Given data →
□ □ □ □
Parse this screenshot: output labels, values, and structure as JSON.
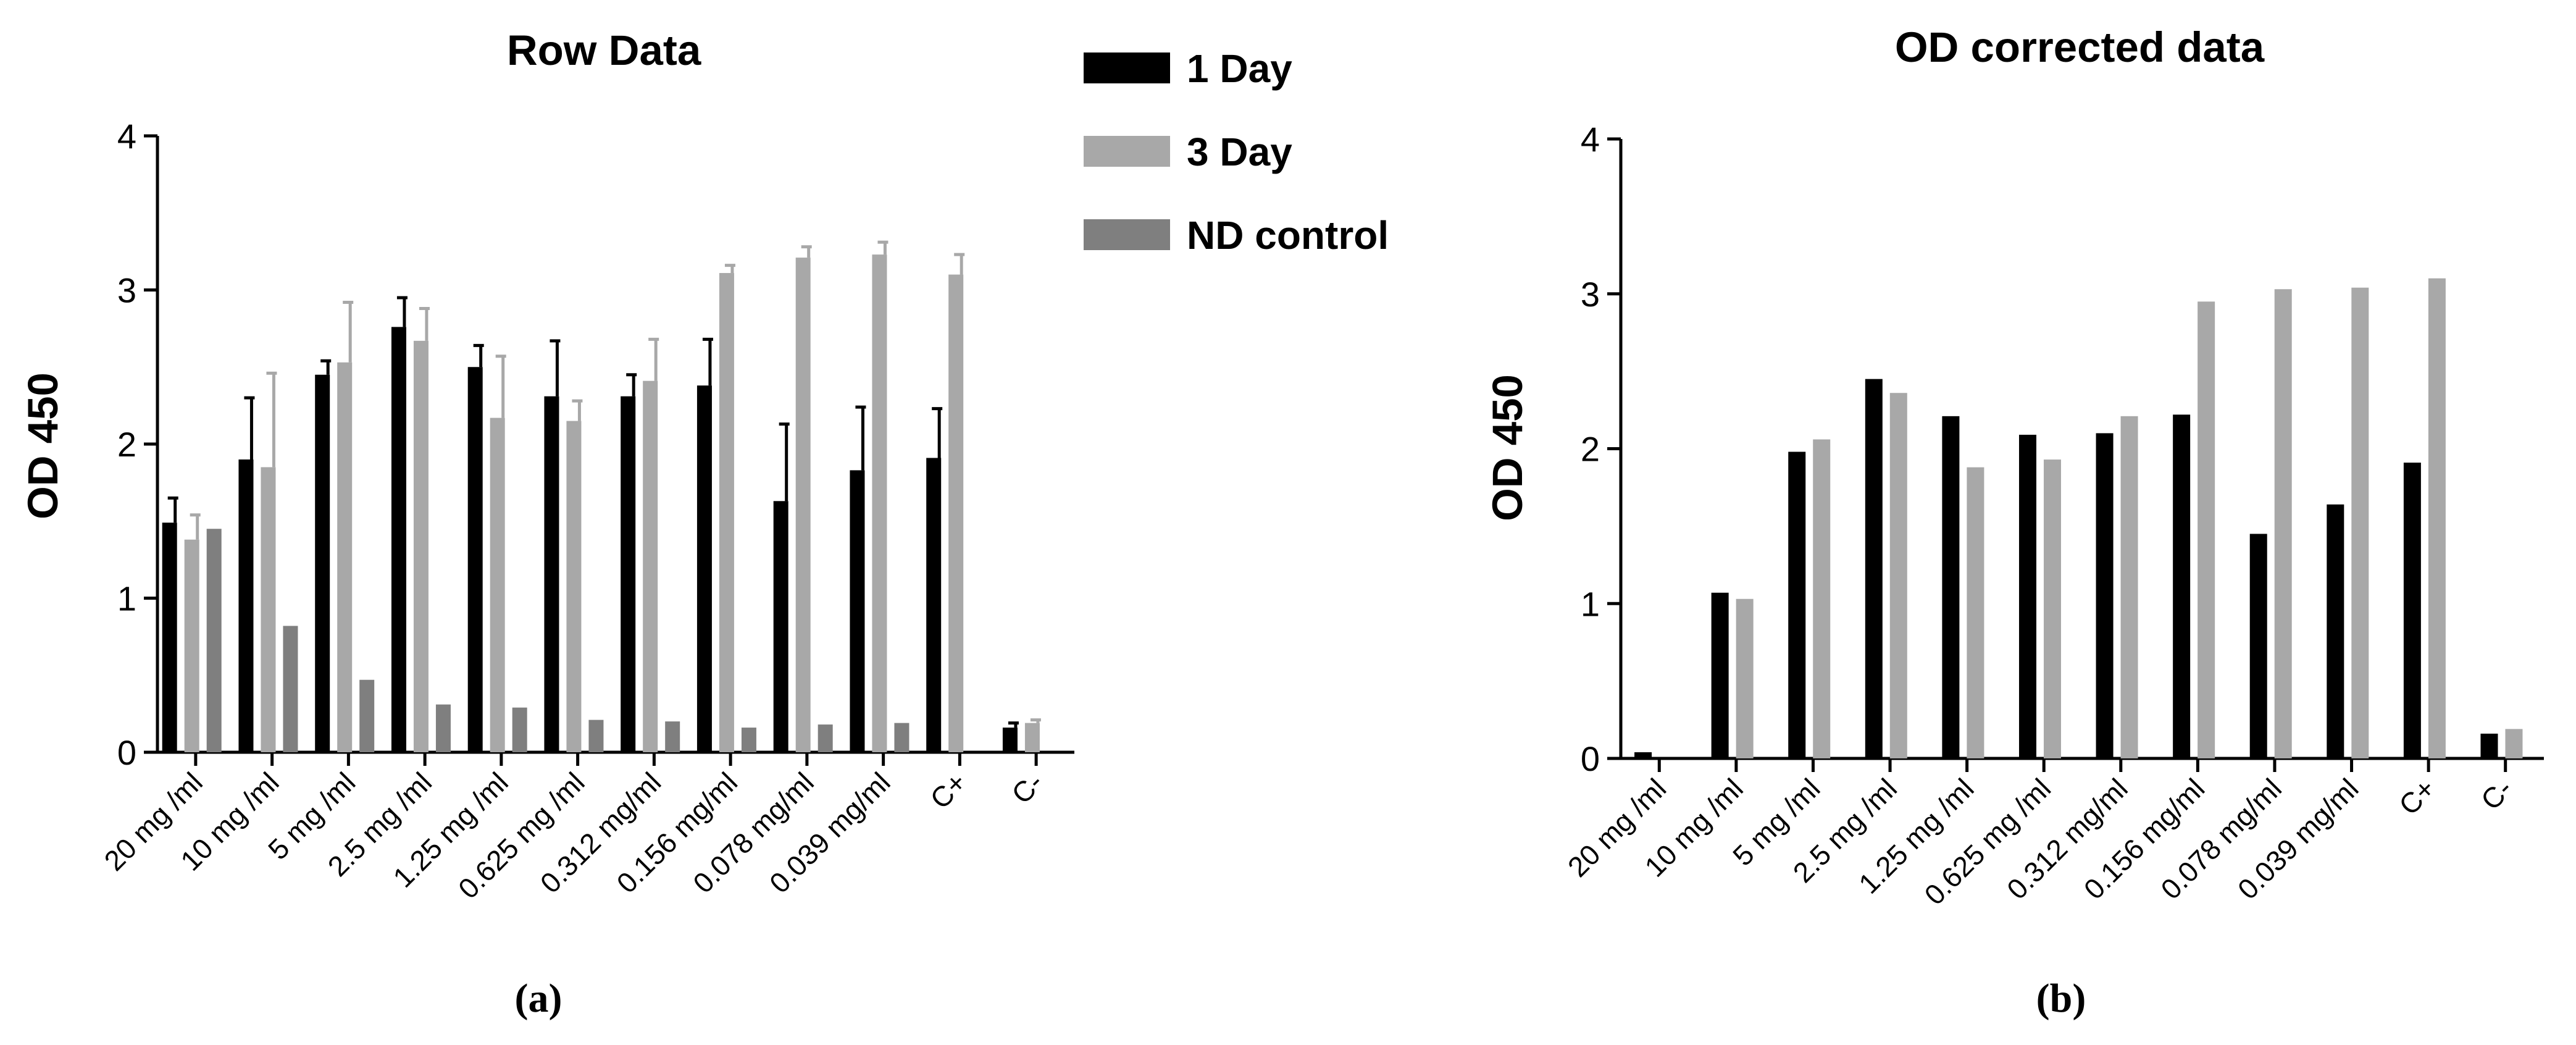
{
  "chart_data": [
    {
      "type": "bar",
      "panel_label": "(a)",
      "title": "Row Data",
      "xlabel": "",
      "ylabel": "OD 450",
      "ylim": [
        0,
        4
      ],
      "yticks": [
        "0",
        "1",
        "2",
        "3",
        "4"
      ],
      "categories": [
        "20 mg /ml",
        "10 mg /ml",
        "5 mg /ml",
        "2.5 mg /ml",
        "1.25 mg /ml",
        "0.625 mg /ml",
        "0.312 mg/ml",
        "0.156 mg/ml",
        "0.078 mg/ml",
        "0.039 mg/ml",
        "C+",
        "C-"
      ],
      "series": [
        {
          "name": "1 Day",
          "color": "#000000",
          "values": [
            1.49,
            1.9,
            2.45,
            2.76,
            2.5,
            2.31,
            2.31,
            2.38,
            1.63,
            1.83,
            1.91,
            0.16
          ],
          "errors": [
            0.16,
            0.4,
            0.09,
            0.19,
            0.14,
            0.36,
            0.14,
            0.3,
            0.5,
            0.41,
            0.32,
            0.03
          ]
        },
        {
          "name": "3 Day",
          "color": "#a8a8a8",
          "values": [
            1.38,
            1.85,
            2.53,
            2.67,
            2.17,
            2.15,
            2.41,
            3.11,
            3.21,
            3.23,
            3.1,
            0.19
          ],
          "errors": [
            0.16,
            0.61,
            0.39,
            0.21,
            0.4,
            0.13,
            0.27,
            0.05,
            0.07,
            0.08,
            0.13,
            0.02
          ]
        },
        {
          "name": "ND control",
          "color": "#7f7f7f",
          "values": [
            1.45,
            0.82,
            0.47,
            0.31,
            0.29,
            0.21,
            0.2,
            0.16,
            0.18,
            0.19,
            null,
            null
          ],
          "errors": [
            0,
            0,
            0,
            0,
            0,
            0,
            0,
            0,
            0,
            0,
            0,
            0
          ]
        }
      ],
      "legend": {
        "position": "right-outside-top",
        "entries": [
          "1 Day",
          "3 Day",
          "ND control"
        ]
      }
    },
    {
      "type": "bar",
      "panel_label": "(b)",
      "title": "OD corrected data",
      "xlabel": "",
      "ylabel": "OD 450",
      "ylim": [
        0,
        4
      ],
      "yticks": [
        "0",
        "1",
        "2",
        "3",
        "4"
      ],
      "categories": [
        "20 mg /ml",
        "10 mg /ml",
        "5 mg /ml",
        "2.5 mg /ml",
        "1.25 mg /ml",
        "0.625 mg /ml",
        "0.312 mg/ml",
        "0.156 mg/ml",
        "0.078 mg/ml",
        "0.039 mg/ml",
        "C+",
        "C-"
      ],
      "series": [
        {
          "name": "1 Day",
          "color": "#000000",
          "values": [
            0.04,
            1.07,
            1.98,
            2.45,
            2.21,
            2.09,
            2.1,
            2.22,
            1.45,
            1.64,
            1.91,
            0.16
          ]
        },
        {
          "name": "3 Day",
          "color": "#a8a8a8",
          "values": [
            0.0,
            1.03,
            2.06,
            2.36,
            1.88,
            1.93,
            2.21,
            2.95,
            3.03,
            3.04,
            3.1,
            0.19
          ]
        }
      ]
    }
  ]
}
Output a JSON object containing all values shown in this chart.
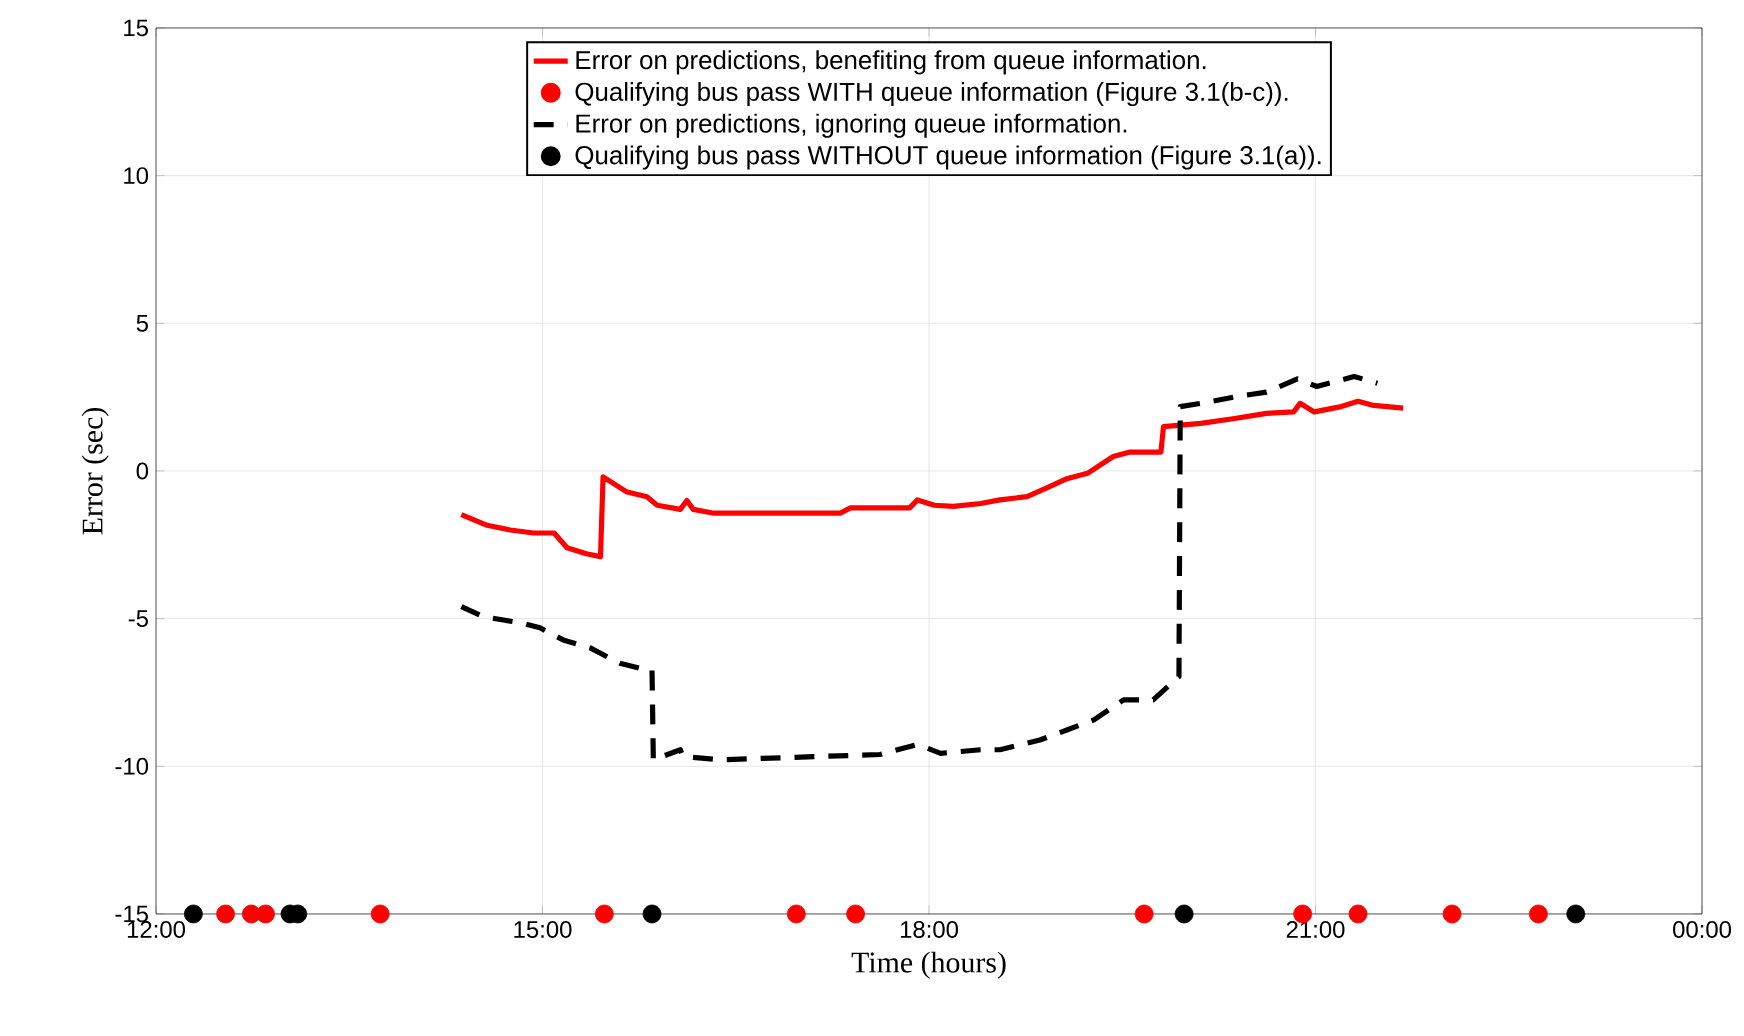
{
  "chart_data": {
    "type": "line",
    "xlabel": "Time (hours)",
    "ylabel": "Error (sec)",
    "xlim": [
      12,
      24
    ],
    "xticks": [
      {
        "value": 12,
        "label": "12:00"
      },
      {
        "value": 15,
        "label": "15:00"
      },
      {
        "value": 18,
        "label": "18:00"
      },
      {
        "value": 21,
        "label": "21:00"
      },
      {
        "value": 24,
        "label": "00:00"
      }
    ],
    "ylim": [
      -15,
      15
    ],
    "yticks": [
      -15,
      -10,
      -5,
      0,
      5,
      10,
      15
    ],
    "grid": true,
    "legend": "top",
    "series": [
      {
        "name": "Error on predictions, benefiting from queue information.",
        "color": "#ff0000",
        "line_style": "solid",
        "x": [
          14.37,
          14.57,
          14.75,
          14.93,
          15.09,
          15.19,
          15.34,
          15.45,
          15.47,
          15.65,
          15.81,
          15.89,
          16.07,
          16.12,
          16.17,
          16.33,
          17.31,
          17.39,
          17.85,
          17.91,
          18.04,
          18.19,
          18.4,
          18.55,
          18.76,
          18.91,
          19.07,
          19.23,
          19.43,
          19.56,
          19.8,
          19.82,
          20.11,
          20.36,
          20.62,
          20.83,
          20.88,
          20.99,
          21.2,
          21.33,
          21.45,
          21.68
        ],
        "values": [
          -1.48,
          -1.84,
          -2.0,
          -2.1,
          -2.1,
          -2.6,
          -2.8,
          -2.9,
          -0.2,
          -0.7,
          -0.87,
          -1.16,
          -1.3,
          -1.0,
          -1.3,
          -1.43,
          -1.43,
          -1.25,
          -1.25,
          -0.98,
          -1.16,
          -1.2,
          -1.1,
          -0.98,
          -0.87,
          -0.58,
          -0.26,
          -0.08,
          0.49,
          0.64,
          0.64,
          1.5,
          1.61,
          1.77,
          1.95,
          2.0,
          2.29,
          2.0,
          2.18,
          2.36,
          2.22,
          2.13
        ]
      },
      {
        "name": "Qualifying bus pass WITH queue information (Figure 3.1(b-c)).",
        "type": "scatter",
        "color": "#ff0000",
        "marker": "circle",
        "x": [
          12.54,
          12.74,
          12.85,
          13.74,
          15.48,
          16.97,
          17.43,
          19.67,
          20.9,
          21.33,
          22.06,
          22.73
        ],
        "values": [
          -15,
          -15,
          -15,
          -15,
          -15,
          -15,
          -15,
          -15,
          -15,
          -15,
          -15,
          -15
        ]
      },
      {
        "name": "Error on predictions, ignoring queue information.",
        "color": "#000000",
        "line_style": "dashed",
        "x": [
          14.37,
          14.54,
          14.85,
          14.98,
          15.16,
          15.37,
          15.6,
          15.81,
          15.85,
          15.86,
          16.07,
          16.09,
          16.38,
          17.62,
          17.91,
          18.09,
          18.4,
          18.55,
          18.86,
          19.07,
          19.28,
          19.51,
          19.74,
          19.94,
          19.95,
          20.11,
          20.39,
          20.62,
          20.86,
          21.01,
          21.3,
          21.48
        ],
        "values": [
          -4.59,
          -4.93,
          -5.16,
          -5.31,
          -5.72,
          -5.99,
          -6.51,
          -6.74,
          -6.74,
          -9.78,
          -9.44,
          -9.67,
          -9.78,
          -9.6,
          -9.26,
          -9.56,
          -9.44,
          -9.44,
          -9.11,
          -8.77,
          -8.43,
          -7.75,
          -7.75,
          -6.96,
          2.18,
          2.29,
          2.52,
          2.67,
          3.12,
          2.86,
          3.2,
          2.97
        ]
      },
      {
        "name": "Qualifying bus pass WITHOUT queue information (Figure 3.1(a)).",
        "type": "scatter",
        "color": "#000000",
        "marker": "circle",
        "x": [
          12.29,
          13.04,
          13.1,
          15.85,
          19.98,
          23.02
        ],
        "values": [
          -15,
          -15,
          -15,
          -15,
          -15,
          -15
        ]
      }
    ]
  }
}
□ □ □ □
Written instruction →
Gather all the lines that include the word "queue" and copy them out.

Result for this task →
        "name": "Error on predictions, benefiting from queue information.",
        "name": "Qualifying bus pass WITH queue information (Figure 3.1(b-c)).",
        "name": "Error on predictions, ignoring queue information.",
        "name": "Qualifying bus pass WITHOUT queue information (Figure 3.1(a)).",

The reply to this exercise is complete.